## [What to work on]
Word for word, give the material below again, minus any images.

[BEGIN Records for the task]

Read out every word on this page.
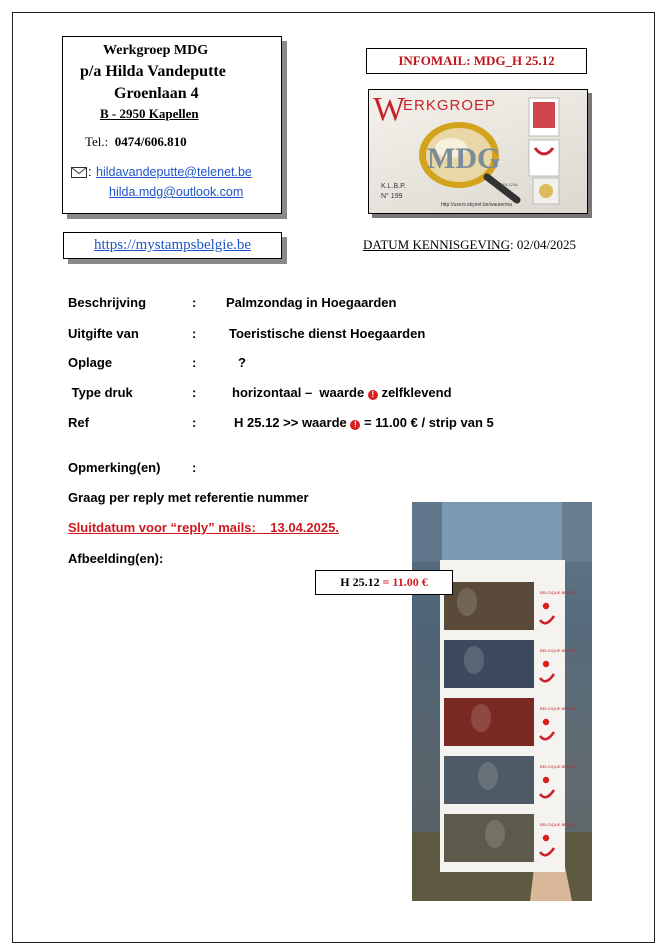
Werkgroep MDG
p/a Hilda Vandeputte
Groenlaan 4
B - 2950 Kapellen
Tel.: 0474/606.810
: hildavandeputte@telenet.be
hilda.mdg@outlook.com
INFOMAIL: MDG_H 25.12
W
ERKGROEP
MDG
K.L.B.P.
N° 199
http://users.skynet.be/wauterma
IAFA 1216
https://mystampsbelgie.be	DATUM KENNISGEVING: 02/04/2025
Beschrijving	: Palmzondag in Hoegaarden
Uitgifte van	:	Toeristische dienst Hoegaarden
Oplage	:	?
Type druk	:	horizontaal –  waarde ! zelfklevend
Ref	:	H 25.12 >> waarde ! = 11.00 € / strip van 5
Opmerking(en) :
Graag per reply met referentie nummer
Sluitdatum voor “reply” mails:    13.04.2025.
Afbeelding(en):
BELGIQUE BELGIË
BELGIQUE BELGIË
BELGIQUE BELGIË
BELGIQUE BELGIË
BELGIQUE BELGIË
H 25.12 = 11.00 €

[END Records for the task]

## [Result below]
Read out every word on this page.
Werkgroep MDG
p/a Hilda Vandeputte
Groenlaan 4
B - 2950 Kapellen
Tel.: 0474/606.810
: hildavandeputte@telenet.be
hilda.mdg@outlook.com
INFOMAIL: MDG_H 25.12
W
ERKGROEP
MDG
K.L.B.P.
N° 199
http://users.skynet.be/wauterma
IAFA 1216
https://mystampsbelgie.be	DATUM KENNISGEVING: 02/04/2025
Beschrijving	: Palmzondag in Hoegaarden
Uitgifte van	:	Toeristische dienst Hoegaarden
Oplage	:	?
Type druk	:	horizontaal –  waarde ! zelfklevend
Ref	:	H 25.12 >> waarde ! = 11.00 € / strip van 5
Opmerking(en) :
Graag per reply met referentie nummer
Sluitdatum voor “reply” mails:    13.04.2025.
Afbeelding(en):
BELGIQUE BELGIË
BELGIQUE BELGIË
BELGIQUE BELGIË
BELGIQUE BELGIË
BELGIQUE BELGIË
H 25.12 = 11.00 €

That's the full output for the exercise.